-- Begin Input records --

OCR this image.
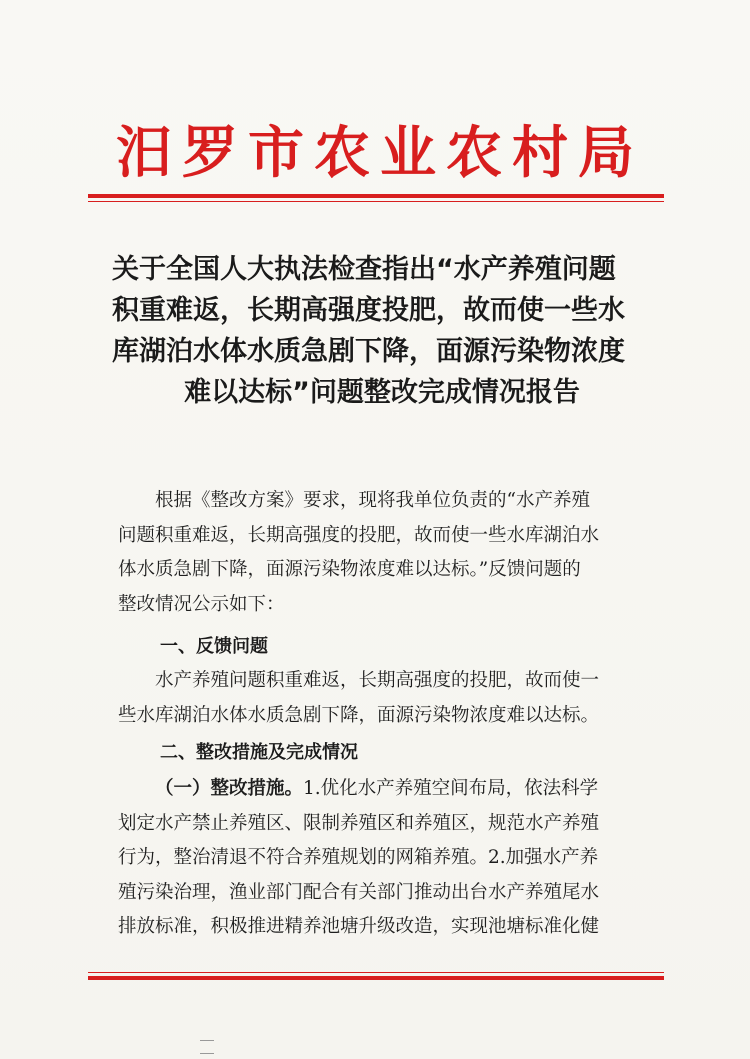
汨罗市农业农村局
关于全国人大执法检查指出“水产养殖问题
积重难返，长期高强度投肥，故而使一些水
库湖泊水体水质急剧下降，面源污染物浓度
难以达标”问题整改完成情况报告
根据《整改方案》要求，现将我单位负责的“水产养殖
问题积重难返，长期高强度的投肥，故而使一些水库湖泊水
体水质急剧下降，面源污染物浓度难以达标。”反馈问题的
整改情况公示如下：
一、反馈问题
水产养殖问题积重难返，长期高强度的投肥，故而使一
些水库湖泊水体水质急剧下降，面源污染物浓度难以达标。
二、整改措施及完成情况
（一）整改措施。1.优化水产养殖空间布局，依法科学
划定水产禁止养殖区、限制养殖区和养殖区，规范水产养殖
行为，整治清退不符合养殖规划的网箱养殖。2.加强水产养
殖污染治理，渔业部门配合有关部门推动出台水产养殖尾水
排放标准，积极推进精养池塘升级改造，实现池塘标准化健
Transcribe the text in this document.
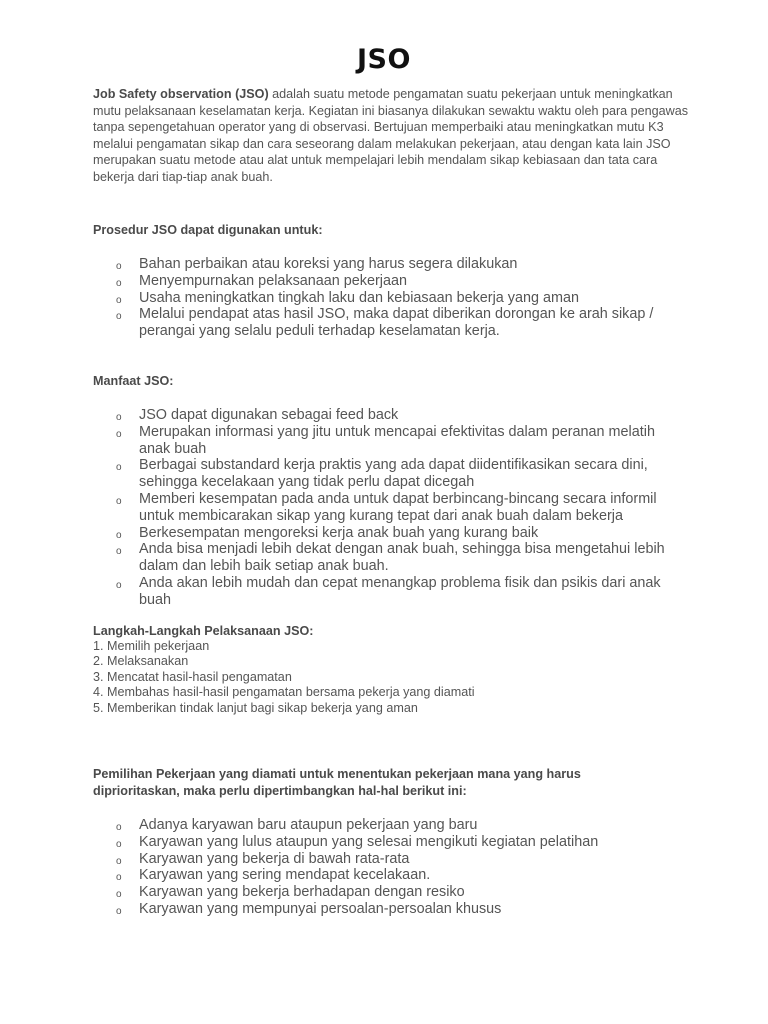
JSO
Job Safety observation (JSO) adalah suatu metode pengamatan suatu pekerjaan untuk meningkatkan mutu pelaksanaan keselamatan kerja. Kegiatan ini biasanya dilakukan sewaktu waktu oleh para pengawas tanpa sepengetahuan operator yang di observasi. Bertujuan memperbaiki atau meningkatkan mutu K3 melalui pengamatan sikap dan cara seseorang dalam melakukan pekerjaan, atau dengan kata lain JSO merupakan suatu metode atau alat untuk mempelajari lebih mendalam sikap kebiasaan dan tata cara bekerja dari tiap-tiap anak buah.
Prosedur JSO dapat digunakan untuk:
o Bahan perbaikan atau koreksi yang harus segera dilakukan
o Menyempurnakan pelaksanaan pekerjaan
o Usaha meningkatkan tingkah laku dan kebiasaan bekerja yang aman
o Melalui pendapat atas hasil JSO, maka dapat diberikan dorongan ke arah sikap / perangai yang selalu peduli terhadap keselamatan kerja.
Manfaat JSO:
o JSO dapat digunakan sebagai feed back
o Merupakan informasi yang jitu untuk mencapai efektivitas dalam peranan melatih anak buah
o Berbagai substandard kerja praktis yang ada dapat diidentifikasikan secara dini, sehingga kecelakaan yang tidak perlu dapat dicegah
o Memberi kesempatan pada anda untuk dapat berbincang-bincang secara informil untuk membicarakan sikap yang kurang tepat dari anak buah dalam bekerja
o Berkesempatan mengoreksi kerja anak buah yang kurang baik
o Anda bisa menjadi lebih dekat dengan anak buah, sehingga bisa mengetahui lebih dalam dan lebih baik setiap anak buah.
o Anda akan lebih mudah dan cepat menangkap problema fisik dan psikis dari anak buah
Langkah-Langkah Pelaksanaan JSO:
1. Memilih pekerjaan
2. Melaksanakan
3. Mencatat hasil-hasil pengamatan
4. Membahas hasil-hasil pengamatan bersama pekerja yang diamati
5. Memberikan tindak lanjut bagi sikap bekerja yang aman
Pemilihan Pekerjaan yang diamati untuk menentukan pekerjaan mana yang harus diprioritaskan, maka perlu dipertimbangkan hal-hal berikut ini:
o Adanya karyawan baru ataupun pekerjaan yang baru
o Karyawan yang lulus ataupun yang selesai mengikuti kegiatan pelatihan
o Karyawan yang bekerja di bawah rata-rata
o Karyawan yang sering mendapat kecelakaan.
o Karyawan yang bekerja berhadapan dengan resiko
o Karyawan yang mempunyai persoalan-persoalan khusus
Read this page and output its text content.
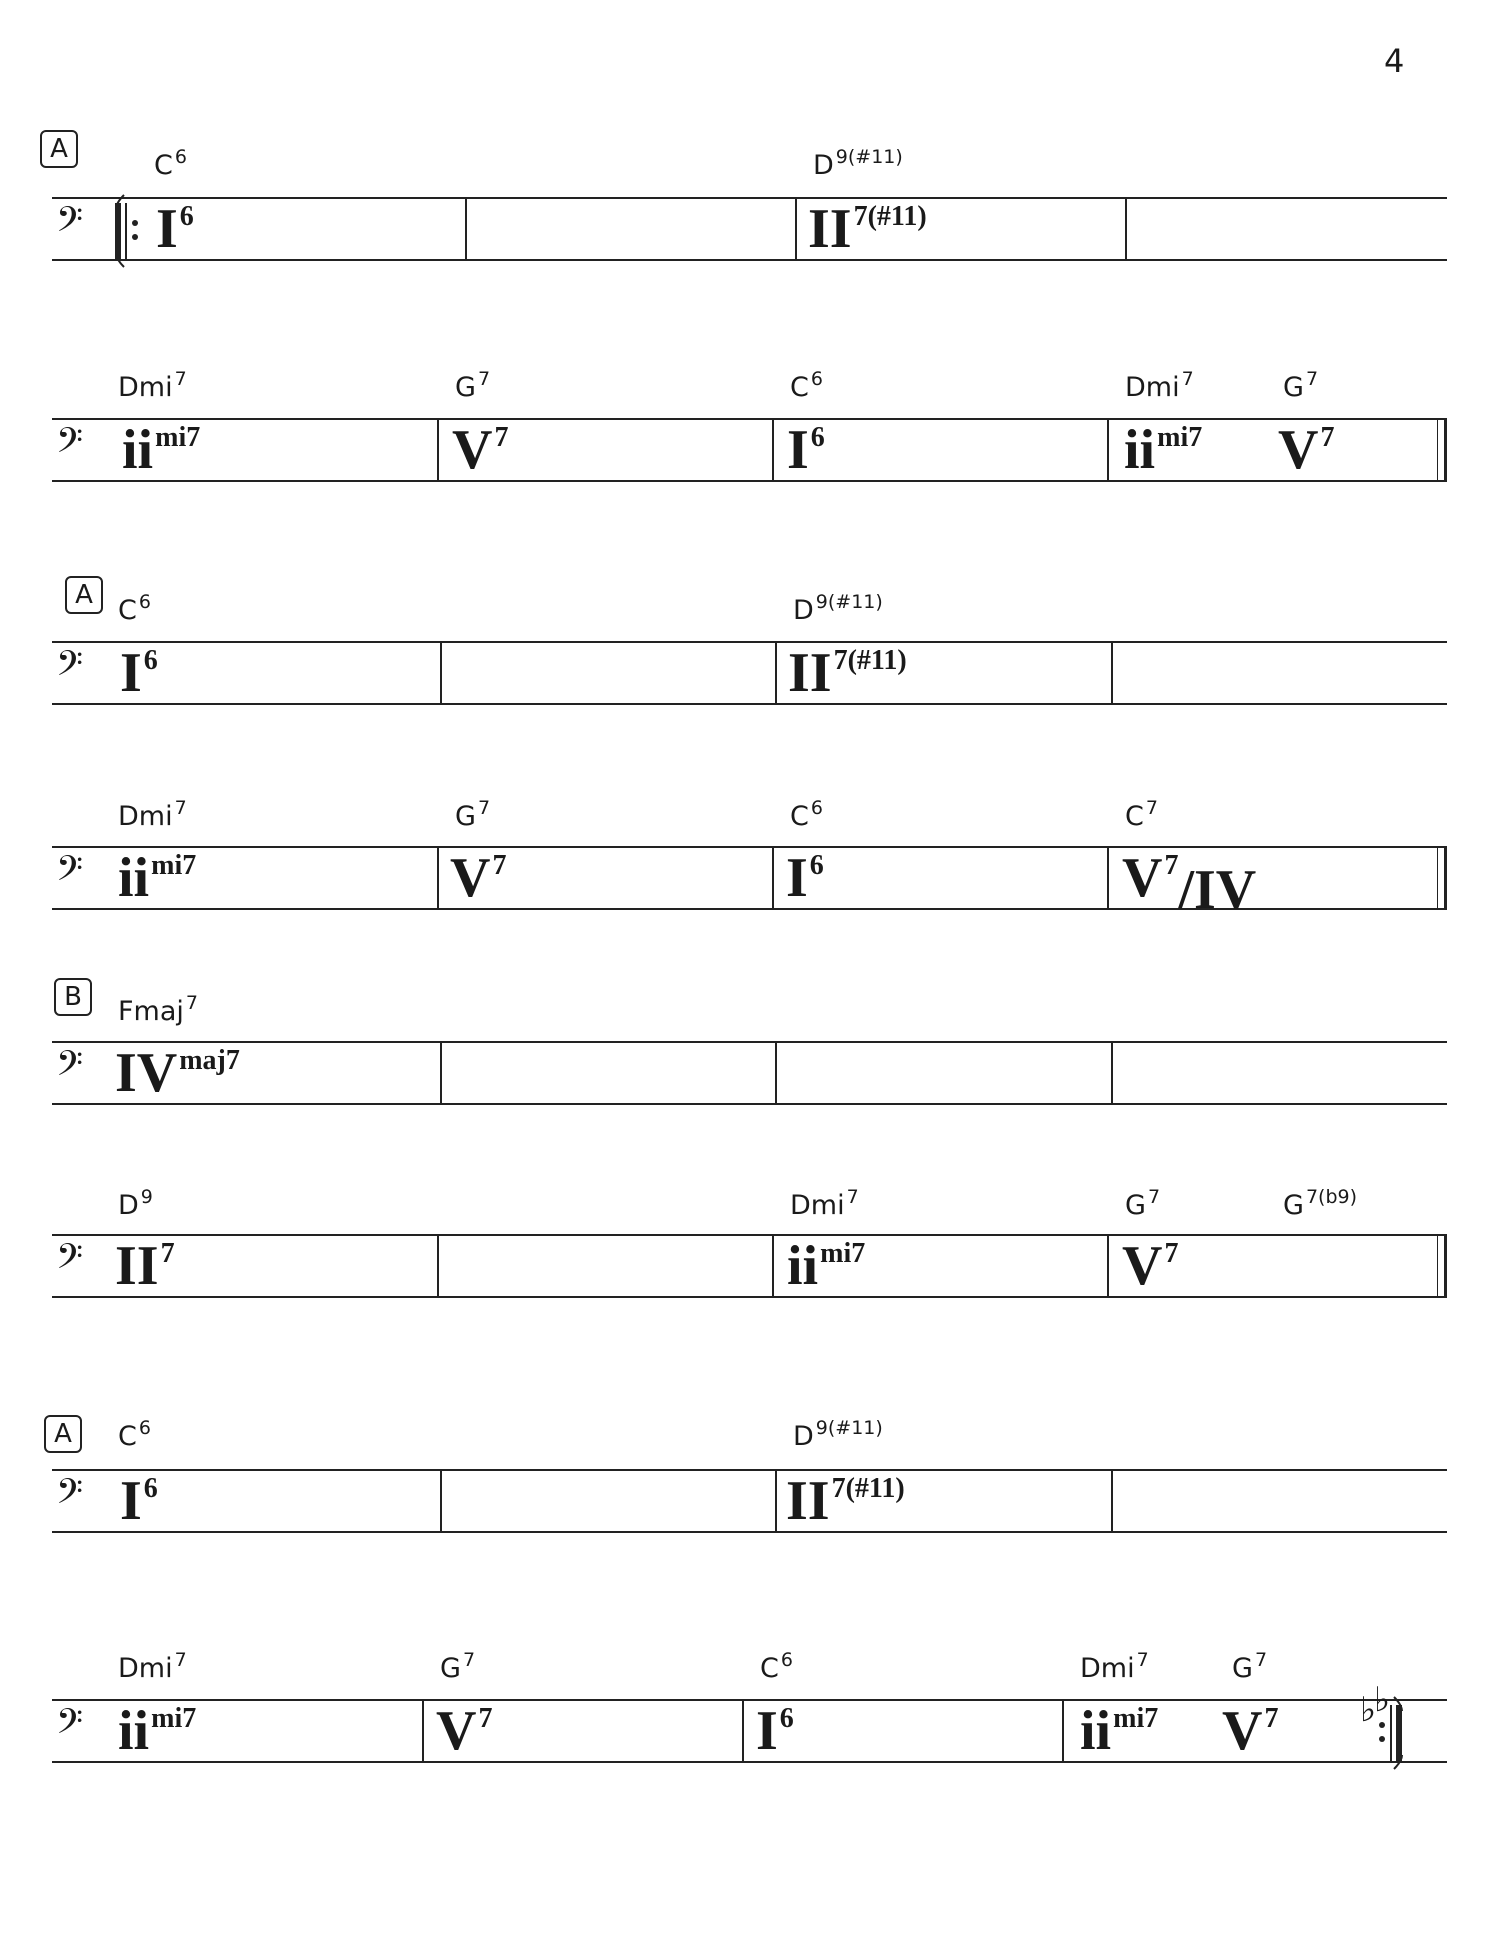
4
A
C $^6$	D $^{9(\#11)}$
𝄢 $I^6$	$II^{7(\#11)}$
Dmi $^7$	G $^7$	C $^6$	Dmi $^7$	G $^7$
𝄢 $ii^{mi7}$	$V^7$	$I^6$	$ii^{mi7}$ $V^7$
A C $^6$	D $^{9(\#11)}$
𝄢 $I^6$	$II^{7(\#11)}$
Dmi $^7$	G $^7$	C $^6$	C $^7$
𝄢 $ii^{mi7}$	$V^7$	$I^6$	$V^7/IV$
B	Fmaj $^7$
𝄢 $IV^{maj7}$
D $^9$	Dmi $^7$	G $^7$	G $^{7(b9)}$
𝄢 $II^7$	$ii^{mi7}$	$V^7$
A	C $^6$	D $^{9(\#11)}$
𝄢 $I^6$	$II^{7(\#11)}$
Dmi $^7$	G $^7$	C $^6$	Dmi $^7$	G $^7$
𝄢	♭
♭
$ii^{mi7}$	$V^7$	$I^6$	$ii^{mi7}$ $V^7$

-- End Input records --

_What is being asked_. In the entries above, how many lines hold the word "kecelakaan"? State the number and nothing else.

_Solution to this exercise_. 2